Instructions to follow:
Whenever a line contains the string "Without", copy it out of the entries.

— begin —

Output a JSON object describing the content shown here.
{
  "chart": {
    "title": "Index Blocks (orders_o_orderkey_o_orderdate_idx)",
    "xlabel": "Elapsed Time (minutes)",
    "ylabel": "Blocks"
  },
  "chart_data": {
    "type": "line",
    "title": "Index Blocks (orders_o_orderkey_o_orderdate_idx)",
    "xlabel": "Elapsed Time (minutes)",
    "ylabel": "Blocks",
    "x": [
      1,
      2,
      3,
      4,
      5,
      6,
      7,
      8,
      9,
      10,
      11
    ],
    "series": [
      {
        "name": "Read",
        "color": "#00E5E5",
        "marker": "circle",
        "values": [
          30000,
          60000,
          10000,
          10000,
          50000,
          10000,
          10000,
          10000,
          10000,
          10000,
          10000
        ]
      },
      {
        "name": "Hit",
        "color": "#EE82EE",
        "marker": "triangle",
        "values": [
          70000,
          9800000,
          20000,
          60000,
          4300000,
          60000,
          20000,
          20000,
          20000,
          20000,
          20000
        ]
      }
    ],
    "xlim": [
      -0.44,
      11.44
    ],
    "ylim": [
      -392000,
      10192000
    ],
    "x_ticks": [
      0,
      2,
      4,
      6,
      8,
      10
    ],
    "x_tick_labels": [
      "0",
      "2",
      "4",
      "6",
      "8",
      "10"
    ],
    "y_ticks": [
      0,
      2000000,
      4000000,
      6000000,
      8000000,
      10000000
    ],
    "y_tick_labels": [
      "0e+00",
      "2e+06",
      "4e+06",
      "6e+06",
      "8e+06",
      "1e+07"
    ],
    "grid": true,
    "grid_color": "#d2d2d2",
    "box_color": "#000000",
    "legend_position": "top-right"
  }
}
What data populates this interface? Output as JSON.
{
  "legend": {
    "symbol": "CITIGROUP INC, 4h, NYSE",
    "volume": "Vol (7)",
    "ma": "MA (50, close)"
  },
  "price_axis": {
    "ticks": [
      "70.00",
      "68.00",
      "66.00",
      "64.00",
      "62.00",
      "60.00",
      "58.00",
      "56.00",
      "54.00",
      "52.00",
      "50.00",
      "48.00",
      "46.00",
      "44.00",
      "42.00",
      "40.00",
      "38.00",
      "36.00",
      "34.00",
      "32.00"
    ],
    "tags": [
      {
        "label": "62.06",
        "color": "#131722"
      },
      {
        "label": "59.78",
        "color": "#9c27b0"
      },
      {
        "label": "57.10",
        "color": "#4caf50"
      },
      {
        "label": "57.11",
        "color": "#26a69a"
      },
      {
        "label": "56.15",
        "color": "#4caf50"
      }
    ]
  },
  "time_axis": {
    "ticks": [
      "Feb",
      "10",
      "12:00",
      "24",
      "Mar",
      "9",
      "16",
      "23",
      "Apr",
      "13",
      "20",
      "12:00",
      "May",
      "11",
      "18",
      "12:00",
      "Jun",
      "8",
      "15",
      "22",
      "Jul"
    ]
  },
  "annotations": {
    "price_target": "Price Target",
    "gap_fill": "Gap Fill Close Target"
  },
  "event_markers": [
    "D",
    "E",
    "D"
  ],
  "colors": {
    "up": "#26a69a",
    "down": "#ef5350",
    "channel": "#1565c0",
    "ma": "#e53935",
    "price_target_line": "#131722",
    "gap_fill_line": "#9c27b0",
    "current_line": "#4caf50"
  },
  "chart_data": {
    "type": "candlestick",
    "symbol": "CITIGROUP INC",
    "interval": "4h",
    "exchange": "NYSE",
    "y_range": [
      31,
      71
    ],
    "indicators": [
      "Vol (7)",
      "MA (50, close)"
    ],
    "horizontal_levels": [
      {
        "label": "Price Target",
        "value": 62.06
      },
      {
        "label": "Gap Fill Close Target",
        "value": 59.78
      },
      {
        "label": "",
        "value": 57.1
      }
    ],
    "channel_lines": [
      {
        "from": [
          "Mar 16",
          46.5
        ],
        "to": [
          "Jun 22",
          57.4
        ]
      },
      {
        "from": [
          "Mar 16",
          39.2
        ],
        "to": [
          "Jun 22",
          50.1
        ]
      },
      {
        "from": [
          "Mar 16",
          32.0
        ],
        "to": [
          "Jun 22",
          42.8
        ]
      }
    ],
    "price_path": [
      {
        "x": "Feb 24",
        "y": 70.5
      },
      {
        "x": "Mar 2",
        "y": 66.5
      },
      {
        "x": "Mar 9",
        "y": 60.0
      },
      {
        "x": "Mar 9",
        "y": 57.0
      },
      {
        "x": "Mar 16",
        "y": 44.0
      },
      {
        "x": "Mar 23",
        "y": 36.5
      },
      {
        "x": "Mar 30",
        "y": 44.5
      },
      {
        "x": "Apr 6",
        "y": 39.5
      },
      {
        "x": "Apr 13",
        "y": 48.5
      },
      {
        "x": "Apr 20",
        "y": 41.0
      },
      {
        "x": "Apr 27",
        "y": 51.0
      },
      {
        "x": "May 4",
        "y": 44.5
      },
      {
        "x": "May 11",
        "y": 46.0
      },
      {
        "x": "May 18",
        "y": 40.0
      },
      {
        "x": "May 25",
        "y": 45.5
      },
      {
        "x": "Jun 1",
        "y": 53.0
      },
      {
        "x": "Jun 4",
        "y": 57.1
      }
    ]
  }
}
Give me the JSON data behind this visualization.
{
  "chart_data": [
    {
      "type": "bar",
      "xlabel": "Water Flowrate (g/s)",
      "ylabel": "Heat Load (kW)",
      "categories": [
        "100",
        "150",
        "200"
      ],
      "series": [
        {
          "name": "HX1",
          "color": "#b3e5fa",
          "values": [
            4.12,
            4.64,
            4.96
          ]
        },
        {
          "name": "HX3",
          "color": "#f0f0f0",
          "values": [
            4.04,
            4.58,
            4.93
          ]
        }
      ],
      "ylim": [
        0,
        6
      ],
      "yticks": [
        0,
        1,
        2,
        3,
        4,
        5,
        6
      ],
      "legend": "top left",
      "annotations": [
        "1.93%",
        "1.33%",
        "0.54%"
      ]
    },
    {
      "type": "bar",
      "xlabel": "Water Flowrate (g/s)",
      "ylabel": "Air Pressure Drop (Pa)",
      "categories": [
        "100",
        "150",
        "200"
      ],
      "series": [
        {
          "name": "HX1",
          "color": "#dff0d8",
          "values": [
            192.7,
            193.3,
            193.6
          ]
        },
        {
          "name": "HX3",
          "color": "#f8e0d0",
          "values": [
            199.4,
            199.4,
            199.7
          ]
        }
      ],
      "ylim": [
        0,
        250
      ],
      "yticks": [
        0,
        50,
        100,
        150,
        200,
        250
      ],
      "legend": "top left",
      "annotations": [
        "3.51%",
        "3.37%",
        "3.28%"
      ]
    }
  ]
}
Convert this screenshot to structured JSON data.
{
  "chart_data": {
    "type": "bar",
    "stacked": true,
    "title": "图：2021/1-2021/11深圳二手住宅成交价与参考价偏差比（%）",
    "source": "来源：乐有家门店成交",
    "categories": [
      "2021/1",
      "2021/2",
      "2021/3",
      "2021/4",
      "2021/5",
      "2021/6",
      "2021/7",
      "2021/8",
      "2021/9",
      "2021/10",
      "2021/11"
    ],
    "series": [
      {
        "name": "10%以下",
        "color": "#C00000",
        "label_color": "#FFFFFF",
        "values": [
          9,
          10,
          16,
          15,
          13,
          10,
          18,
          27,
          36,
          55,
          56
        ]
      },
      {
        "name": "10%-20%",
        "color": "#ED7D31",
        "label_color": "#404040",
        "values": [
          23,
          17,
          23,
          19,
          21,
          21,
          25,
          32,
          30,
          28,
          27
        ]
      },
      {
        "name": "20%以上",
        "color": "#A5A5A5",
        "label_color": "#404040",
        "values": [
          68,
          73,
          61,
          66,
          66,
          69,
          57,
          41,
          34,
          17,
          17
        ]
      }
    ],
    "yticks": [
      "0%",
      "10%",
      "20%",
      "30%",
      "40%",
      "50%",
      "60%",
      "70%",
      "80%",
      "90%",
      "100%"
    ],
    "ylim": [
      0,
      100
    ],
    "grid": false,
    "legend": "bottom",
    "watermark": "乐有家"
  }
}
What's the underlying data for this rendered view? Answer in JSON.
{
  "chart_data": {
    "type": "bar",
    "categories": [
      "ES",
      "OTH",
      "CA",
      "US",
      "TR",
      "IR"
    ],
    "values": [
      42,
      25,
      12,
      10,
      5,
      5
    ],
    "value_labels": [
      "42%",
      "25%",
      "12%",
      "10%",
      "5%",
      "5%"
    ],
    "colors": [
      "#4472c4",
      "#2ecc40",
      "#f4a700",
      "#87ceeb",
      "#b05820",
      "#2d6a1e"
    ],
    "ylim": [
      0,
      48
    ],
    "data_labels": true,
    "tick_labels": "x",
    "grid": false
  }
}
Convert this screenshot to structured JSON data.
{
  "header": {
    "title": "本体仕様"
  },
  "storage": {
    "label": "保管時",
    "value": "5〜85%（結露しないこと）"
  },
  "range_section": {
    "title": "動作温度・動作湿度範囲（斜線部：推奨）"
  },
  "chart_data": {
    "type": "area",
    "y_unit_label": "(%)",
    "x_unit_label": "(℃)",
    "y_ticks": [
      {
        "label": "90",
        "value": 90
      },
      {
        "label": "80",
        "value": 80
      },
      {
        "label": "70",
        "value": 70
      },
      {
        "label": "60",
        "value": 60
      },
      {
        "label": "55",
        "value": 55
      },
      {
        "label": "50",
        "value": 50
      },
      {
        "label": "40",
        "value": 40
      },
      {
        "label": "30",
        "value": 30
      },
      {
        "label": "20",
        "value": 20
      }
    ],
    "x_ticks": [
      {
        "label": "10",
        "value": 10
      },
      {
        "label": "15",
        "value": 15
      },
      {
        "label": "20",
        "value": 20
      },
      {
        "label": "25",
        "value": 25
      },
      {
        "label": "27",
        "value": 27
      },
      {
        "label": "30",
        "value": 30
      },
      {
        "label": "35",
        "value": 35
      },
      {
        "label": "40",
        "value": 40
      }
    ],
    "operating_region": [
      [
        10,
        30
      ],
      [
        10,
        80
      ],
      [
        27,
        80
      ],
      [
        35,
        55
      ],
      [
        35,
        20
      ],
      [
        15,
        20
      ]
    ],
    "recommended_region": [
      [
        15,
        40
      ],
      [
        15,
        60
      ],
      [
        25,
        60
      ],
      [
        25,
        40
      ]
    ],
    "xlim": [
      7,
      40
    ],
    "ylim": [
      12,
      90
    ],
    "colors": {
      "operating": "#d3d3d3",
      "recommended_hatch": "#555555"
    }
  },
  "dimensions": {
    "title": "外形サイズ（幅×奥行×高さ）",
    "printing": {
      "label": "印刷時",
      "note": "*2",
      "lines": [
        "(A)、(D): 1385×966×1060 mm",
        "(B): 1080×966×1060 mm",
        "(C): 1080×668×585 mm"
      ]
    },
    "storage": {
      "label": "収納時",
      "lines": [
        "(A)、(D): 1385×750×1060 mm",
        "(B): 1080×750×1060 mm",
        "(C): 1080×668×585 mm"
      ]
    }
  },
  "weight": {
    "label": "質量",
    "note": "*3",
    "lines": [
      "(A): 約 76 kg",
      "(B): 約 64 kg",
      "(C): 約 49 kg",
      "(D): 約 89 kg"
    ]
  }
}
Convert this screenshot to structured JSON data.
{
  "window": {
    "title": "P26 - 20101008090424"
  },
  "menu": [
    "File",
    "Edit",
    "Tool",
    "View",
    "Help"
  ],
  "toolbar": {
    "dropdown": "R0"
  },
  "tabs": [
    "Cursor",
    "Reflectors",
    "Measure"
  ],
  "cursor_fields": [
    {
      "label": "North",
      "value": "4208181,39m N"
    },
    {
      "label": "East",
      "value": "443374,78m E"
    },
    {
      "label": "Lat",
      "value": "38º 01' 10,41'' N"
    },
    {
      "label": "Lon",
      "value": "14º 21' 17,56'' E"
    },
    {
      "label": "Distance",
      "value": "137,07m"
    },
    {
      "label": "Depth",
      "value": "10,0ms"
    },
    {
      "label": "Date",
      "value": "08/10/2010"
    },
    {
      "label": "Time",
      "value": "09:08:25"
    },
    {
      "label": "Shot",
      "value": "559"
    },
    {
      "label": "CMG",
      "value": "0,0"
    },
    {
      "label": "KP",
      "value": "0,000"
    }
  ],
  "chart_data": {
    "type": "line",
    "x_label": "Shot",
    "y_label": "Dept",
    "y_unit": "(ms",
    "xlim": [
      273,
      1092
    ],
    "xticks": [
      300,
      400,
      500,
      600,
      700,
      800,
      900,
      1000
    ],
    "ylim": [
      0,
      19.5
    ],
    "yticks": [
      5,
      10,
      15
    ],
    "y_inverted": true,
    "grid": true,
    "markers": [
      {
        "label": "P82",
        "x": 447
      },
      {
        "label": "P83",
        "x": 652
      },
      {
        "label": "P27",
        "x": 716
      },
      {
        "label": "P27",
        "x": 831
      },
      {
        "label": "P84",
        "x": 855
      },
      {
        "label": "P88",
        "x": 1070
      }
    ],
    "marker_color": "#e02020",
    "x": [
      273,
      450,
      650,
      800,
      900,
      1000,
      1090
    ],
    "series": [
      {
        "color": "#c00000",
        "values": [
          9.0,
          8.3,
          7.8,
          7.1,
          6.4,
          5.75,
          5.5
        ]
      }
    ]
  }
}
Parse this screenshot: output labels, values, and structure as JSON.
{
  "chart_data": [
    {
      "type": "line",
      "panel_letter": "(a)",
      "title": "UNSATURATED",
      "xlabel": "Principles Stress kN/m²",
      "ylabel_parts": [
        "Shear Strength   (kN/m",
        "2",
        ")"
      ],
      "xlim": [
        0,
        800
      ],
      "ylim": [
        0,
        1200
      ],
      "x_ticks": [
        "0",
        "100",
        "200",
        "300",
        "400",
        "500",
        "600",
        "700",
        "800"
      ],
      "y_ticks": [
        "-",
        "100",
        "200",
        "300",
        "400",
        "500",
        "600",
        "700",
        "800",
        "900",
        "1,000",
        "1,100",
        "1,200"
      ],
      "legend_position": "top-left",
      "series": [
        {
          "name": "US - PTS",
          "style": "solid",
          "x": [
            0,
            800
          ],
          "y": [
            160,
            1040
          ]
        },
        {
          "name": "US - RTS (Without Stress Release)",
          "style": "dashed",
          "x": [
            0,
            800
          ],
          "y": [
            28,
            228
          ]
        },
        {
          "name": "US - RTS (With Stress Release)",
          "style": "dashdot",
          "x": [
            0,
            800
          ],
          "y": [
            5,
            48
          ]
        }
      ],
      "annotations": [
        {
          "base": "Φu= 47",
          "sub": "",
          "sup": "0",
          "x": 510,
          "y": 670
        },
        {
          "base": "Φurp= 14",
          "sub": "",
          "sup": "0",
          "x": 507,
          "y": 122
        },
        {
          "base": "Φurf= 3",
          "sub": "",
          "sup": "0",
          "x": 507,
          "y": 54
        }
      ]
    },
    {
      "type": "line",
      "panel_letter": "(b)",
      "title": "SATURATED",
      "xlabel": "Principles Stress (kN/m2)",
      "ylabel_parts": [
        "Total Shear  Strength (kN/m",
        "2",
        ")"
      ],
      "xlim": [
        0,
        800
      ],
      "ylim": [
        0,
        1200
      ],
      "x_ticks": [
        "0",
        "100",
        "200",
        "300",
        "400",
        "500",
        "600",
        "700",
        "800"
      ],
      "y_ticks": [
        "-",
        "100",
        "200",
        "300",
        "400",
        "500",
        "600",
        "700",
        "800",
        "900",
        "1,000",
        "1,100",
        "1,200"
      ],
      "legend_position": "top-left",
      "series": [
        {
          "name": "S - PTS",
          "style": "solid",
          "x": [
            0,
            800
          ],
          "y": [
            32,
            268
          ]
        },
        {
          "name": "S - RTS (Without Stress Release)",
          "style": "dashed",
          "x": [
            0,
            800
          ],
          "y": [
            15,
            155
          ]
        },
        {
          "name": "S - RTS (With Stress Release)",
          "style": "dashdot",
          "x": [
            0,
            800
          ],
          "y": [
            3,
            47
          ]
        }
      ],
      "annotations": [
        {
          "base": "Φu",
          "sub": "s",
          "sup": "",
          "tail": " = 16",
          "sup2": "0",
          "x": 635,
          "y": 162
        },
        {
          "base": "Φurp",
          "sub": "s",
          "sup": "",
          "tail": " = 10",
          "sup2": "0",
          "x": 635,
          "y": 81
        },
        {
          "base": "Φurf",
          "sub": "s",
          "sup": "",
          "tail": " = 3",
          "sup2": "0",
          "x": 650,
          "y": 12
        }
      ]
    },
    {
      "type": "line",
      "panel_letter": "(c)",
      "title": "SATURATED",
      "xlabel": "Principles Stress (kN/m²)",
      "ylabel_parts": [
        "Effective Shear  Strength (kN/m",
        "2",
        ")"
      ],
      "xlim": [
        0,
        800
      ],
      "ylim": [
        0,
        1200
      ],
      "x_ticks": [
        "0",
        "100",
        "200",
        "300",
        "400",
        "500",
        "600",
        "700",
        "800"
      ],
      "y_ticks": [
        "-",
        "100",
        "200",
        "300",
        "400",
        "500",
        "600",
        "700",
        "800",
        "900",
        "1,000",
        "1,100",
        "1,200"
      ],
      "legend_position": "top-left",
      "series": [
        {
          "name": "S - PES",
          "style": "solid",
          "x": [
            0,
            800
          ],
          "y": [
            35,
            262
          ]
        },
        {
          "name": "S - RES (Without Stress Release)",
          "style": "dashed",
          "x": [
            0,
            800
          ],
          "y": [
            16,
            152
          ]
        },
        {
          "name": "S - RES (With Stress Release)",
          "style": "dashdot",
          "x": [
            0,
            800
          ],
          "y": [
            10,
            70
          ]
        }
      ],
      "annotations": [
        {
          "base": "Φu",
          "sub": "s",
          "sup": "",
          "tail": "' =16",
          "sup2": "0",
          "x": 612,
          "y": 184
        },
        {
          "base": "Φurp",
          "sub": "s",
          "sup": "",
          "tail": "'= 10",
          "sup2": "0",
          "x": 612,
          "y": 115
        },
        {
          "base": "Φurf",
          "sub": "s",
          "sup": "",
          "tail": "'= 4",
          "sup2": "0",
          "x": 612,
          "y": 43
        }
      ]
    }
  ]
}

— end —

Answer for the task:
          "name": "US - RTS (Without Stress Release)",
          "name": "S - RTS (Without Stress Release)",
          "name": "S - RES (Without Stress Release)",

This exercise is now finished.